=== TASK REQUIREMENTS ===
Copy out every line containing the word "pascal".

START WORKING DATA

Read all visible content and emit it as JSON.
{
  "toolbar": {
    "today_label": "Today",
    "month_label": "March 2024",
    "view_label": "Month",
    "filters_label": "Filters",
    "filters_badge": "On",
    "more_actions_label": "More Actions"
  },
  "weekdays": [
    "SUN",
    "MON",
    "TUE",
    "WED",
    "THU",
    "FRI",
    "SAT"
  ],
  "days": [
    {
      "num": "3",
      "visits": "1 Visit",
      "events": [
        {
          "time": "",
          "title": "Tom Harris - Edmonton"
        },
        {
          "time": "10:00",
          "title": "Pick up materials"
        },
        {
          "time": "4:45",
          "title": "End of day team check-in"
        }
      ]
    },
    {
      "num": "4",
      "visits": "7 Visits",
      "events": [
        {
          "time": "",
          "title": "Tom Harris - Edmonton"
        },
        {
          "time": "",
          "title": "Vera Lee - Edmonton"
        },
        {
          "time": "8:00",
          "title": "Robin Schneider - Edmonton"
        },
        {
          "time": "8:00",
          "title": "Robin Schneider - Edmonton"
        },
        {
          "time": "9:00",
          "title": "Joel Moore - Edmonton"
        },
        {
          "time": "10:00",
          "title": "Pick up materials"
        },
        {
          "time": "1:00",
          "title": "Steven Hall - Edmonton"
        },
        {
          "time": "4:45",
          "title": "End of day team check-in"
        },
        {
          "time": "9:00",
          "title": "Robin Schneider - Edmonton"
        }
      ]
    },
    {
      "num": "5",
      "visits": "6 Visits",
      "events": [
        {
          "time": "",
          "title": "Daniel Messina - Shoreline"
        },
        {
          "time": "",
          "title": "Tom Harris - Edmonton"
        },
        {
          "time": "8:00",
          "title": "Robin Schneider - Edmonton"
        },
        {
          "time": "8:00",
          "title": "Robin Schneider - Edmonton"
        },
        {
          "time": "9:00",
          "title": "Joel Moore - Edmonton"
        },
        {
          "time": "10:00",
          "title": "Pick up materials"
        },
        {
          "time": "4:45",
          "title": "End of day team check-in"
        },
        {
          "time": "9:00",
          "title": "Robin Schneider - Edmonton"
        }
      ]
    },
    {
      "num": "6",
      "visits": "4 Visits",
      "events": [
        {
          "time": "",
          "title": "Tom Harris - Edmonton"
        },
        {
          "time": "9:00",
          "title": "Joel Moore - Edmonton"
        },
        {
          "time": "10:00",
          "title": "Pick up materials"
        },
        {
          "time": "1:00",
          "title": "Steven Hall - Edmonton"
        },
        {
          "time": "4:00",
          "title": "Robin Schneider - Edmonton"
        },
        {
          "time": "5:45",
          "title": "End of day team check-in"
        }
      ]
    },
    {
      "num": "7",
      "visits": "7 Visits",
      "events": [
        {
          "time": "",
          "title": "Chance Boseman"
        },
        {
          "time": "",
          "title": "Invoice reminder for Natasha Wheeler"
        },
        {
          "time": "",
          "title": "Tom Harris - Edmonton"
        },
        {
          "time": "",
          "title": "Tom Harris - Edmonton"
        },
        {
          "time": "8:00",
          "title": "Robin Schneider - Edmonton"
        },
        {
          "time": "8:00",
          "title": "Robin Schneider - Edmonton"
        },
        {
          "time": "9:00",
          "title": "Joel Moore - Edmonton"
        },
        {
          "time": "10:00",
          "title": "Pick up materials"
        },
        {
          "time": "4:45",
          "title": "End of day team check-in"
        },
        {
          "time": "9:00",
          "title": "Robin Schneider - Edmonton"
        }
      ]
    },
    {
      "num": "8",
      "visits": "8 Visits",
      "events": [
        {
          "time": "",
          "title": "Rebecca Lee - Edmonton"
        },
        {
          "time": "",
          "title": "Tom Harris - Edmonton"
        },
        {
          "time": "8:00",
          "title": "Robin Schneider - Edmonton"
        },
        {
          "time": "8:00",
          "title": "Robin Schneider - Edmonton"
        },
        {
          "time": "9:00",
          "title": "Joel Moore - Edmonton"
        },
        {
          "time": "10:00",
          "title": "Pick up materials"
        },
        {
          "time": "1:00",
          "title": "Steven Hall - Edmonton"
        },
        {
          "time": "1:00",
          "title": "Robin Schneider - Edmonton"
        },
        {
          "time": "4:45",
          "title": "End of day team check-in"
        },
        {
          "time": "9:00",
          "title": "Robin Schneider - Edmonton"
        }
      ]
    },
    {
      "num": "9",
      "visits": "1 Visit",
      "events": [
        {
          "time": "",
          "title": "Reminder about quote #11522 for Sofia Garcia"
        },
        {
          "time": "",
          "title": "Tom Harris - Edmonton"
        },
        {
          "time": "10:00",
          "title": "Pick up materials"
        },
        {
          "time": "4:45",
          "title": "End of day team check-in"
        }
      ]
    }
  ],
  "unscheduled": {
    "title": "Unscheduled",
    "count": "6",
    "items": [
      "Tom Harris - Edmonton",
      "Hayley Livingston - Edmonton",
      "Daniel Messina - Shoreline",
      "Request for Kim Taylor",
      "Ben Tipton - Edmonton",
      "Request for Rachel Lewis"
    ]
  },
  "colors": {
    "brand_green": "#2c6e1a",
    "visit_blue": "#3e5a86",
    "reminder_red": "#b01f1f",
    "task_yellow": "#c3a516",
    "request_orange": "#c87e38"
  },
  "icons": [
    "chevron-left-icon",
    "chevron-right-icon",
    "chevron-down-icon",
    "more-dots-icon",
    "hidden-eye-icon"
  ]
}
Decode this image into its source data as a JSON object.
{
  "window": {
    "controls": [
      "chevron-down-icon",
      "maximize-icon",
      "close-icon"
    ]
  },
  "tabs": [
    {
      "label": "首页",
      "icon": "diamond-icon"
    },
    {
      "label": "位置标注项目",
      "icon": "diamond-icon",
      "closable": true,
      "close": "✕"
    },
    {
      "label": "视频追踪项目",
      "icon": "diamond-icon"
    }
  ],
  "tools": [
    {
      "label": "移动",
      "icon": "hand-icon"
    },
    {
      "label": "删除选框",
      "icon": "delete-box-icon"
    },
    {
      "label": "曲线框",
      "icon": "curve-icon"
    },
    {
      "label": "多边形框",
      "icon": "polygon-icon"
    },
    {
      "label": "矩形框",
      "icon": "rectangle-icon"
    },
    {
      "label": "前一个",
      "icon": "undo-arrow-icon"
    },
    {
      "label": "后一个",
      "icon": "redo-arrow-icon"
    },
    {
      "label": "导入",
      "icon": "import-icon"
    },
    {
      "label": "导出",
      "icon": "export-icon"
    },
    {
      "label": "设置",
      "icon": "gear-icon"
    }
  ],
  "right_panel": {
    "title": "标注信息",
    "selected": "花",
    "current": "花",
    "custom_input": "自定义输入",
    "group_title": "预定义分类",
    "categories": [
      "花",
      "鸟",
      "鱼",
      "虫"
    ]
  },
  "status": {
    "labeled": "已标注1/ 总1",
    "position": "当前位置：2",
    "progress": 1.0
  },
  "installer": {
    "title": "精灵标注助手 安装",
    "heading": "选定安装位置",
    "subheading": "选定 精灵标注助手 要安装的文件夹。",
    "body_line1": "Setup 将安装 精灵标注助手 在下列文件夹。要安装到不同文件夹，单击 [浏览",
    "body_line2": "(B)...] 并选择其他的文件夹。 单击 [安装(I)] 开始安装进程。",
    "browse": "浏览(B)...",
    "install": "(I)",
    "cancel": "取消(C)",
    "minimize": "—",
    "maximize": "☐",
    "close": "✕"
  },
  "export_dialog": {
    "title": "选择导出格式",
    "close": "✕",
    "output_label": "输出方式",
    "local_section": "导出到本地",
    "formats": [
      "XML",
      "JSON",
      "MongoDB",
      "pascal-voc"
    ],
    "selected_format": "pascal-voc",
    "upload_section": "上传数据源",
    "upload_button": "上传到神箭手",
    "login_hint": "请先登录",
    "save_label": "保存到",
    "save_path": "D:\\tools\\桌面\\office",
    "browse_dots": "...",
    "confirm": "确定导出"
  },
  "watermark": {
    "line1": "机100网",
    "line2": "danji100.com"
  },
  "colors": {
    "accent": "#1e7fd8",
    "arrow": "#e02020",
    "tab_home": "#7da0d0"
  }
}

END WORKING DATA

=== RESULT OF THIS EXERCISE ===
      "pascal-voc"
    "selected_format": "pascal-voc",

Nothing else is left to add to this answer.